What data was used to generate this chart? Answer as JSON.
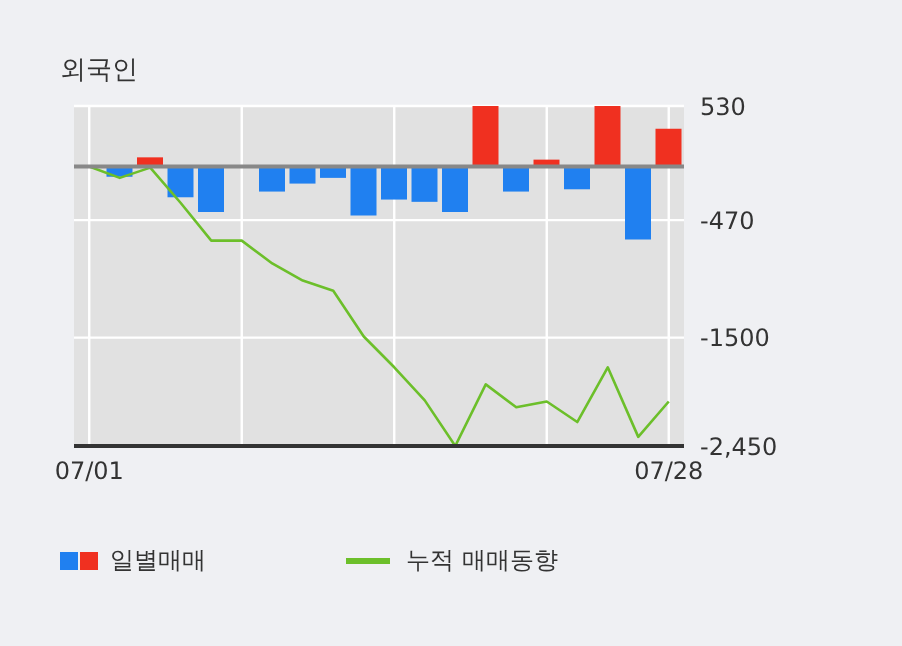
{
  "chart_data": {
    "type": "bar",
    "title": "외국인",
    "categories": [
      "07/01",
      null,
      null,
      null,
      null,
      null,
      null,
      null,
      null,
      null,
      null,
      null,
      null,
      null,
      null,
      null,
      null,
      null,
      null,
      "07/28"
    ],
    "series": [
      {
        "name": "일별매매",
        "colors": [
          "#2080f0",
          "#2080f0",
          "#f03020",
          "#2080f0",
          "#2080f0",
          "#2080f0",
          "#2080f0",
          "#2080f0",
          "#2080f0",
          "#2080f0",
          "#2080f0",
          "#2080f0",
          "#2080f0",
          "#f03020",
          "#2080f0",
          "#f03020",
          "#2080f0",
          "#f03020",
          "#2080f0",
          "#f03020"
        ],
        "values": [
          0,
          -90,
          80,
          -270,
          -400,
          0,
          -220,
          -150,
          -100,
          -430,
          -290,
          -310,
          -400,
          530,
          -220,
          60,
          -200,
          530,
          -640,
          330
        ]
      },
      {
        "name": "누적 매매동향",
        "type": "line",
        "color": "#6cbf2a",
        "values": [
          0,
          -100,
          -10,
          -320,
          -650,
          -650,
          -850,
          -1000,
          -1090,
          -1490,
          -1760,
          -2050,
          -2450,
          -1910,
          -2110,
          -2060,
          -2240,
          -1760,
          -2370,
          -2060
        ]
      }
    ],
    "ylim": [
      -2450,
      530
    ],
    "yticks": [
      530,
      -470,
      -1500,
      {
        "value": -2450,
        "label": "-2,450"
      }
    ],
    "ref_lines": [
      {
        "axis": "y",
        "value": 0,
        "color": "#888888"
      }
    ],
    "grid": true,
    "legend": "bottom",
    "marker": "none",
    "line_style": "solid"
  }
}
- - - - - - -
[PROBLEM STATEMENT]
Copy the records above exactly, omitting every picture.

[WRITTEN SOLUTION]
What data was used to generate this chart? Answer as JSON.
{
  "chart_data": {
    "type": "bar",
    "title": "외국인",
    "categories": [
      "07/01",
      null,
      null,
      null,
      null,
      null,
      null,
      null,
      null,
      null,
      null,
      null,
      null,
      null,
      null,
      null,
      null,
      null,
      null,
      "07/28"
    ],
    "series": [
      {
        "name": "일별매매",
        "colors": [
          "#2080f0",
          "#2080f0",
          "#f03020",
          "#2080f0",
          "#2080f0",
          "#2080f0",
          "#2080f0",
          "#2080f0",
          "#2080f0",
          "#2080f0",
          "#2080f0",
          "#2080f0",
          "#2080f0",
          "#f03020",
          "#2080f0",
          "#f03020",
          "#2080f0",
          "#f03020",
          "#2080f0",
          "#f03020"
        ],
        "values": [
          0,
          -90,
          80,
          -270,
          -400,
          0,
          -220,
          -150,
          -100,
          -430,
          -290,
          -310,
          -400,
          530,
          -220,
          60,
          -200,
          530,
          -640,
          330
        ]
      },
      {
        "name": "누적 매매동향",
        "type": "line",
        "color": "#6cbf2a",
        "values": [
          0,
          -100,
          -10,
          -320,
          -650,
          -650,
          -850,
          -1000,
          -1090,
          -1490,
          -1760,
          -2050,
          -2450,
          -1910,
          -2110,
          -2060,
          -2240,
          -1760,
          -2370,
          -2060
        ]
      }
    ],
    "ylim": [
      -2450,
      530
    ],
    "yticks": [
      530,
      -470,
      -1500,
      {
        "value": -2450,
        "label": "-2,450"
      }
    ],
    "ref_lines": [
      {
        "axis": "y",
        "value": 0,
        "color": "#888888"
      }
    ],
    "grid": true,
    "legend": "bottom",
    "marker": "none",
    "line_style": "solid"
  }
}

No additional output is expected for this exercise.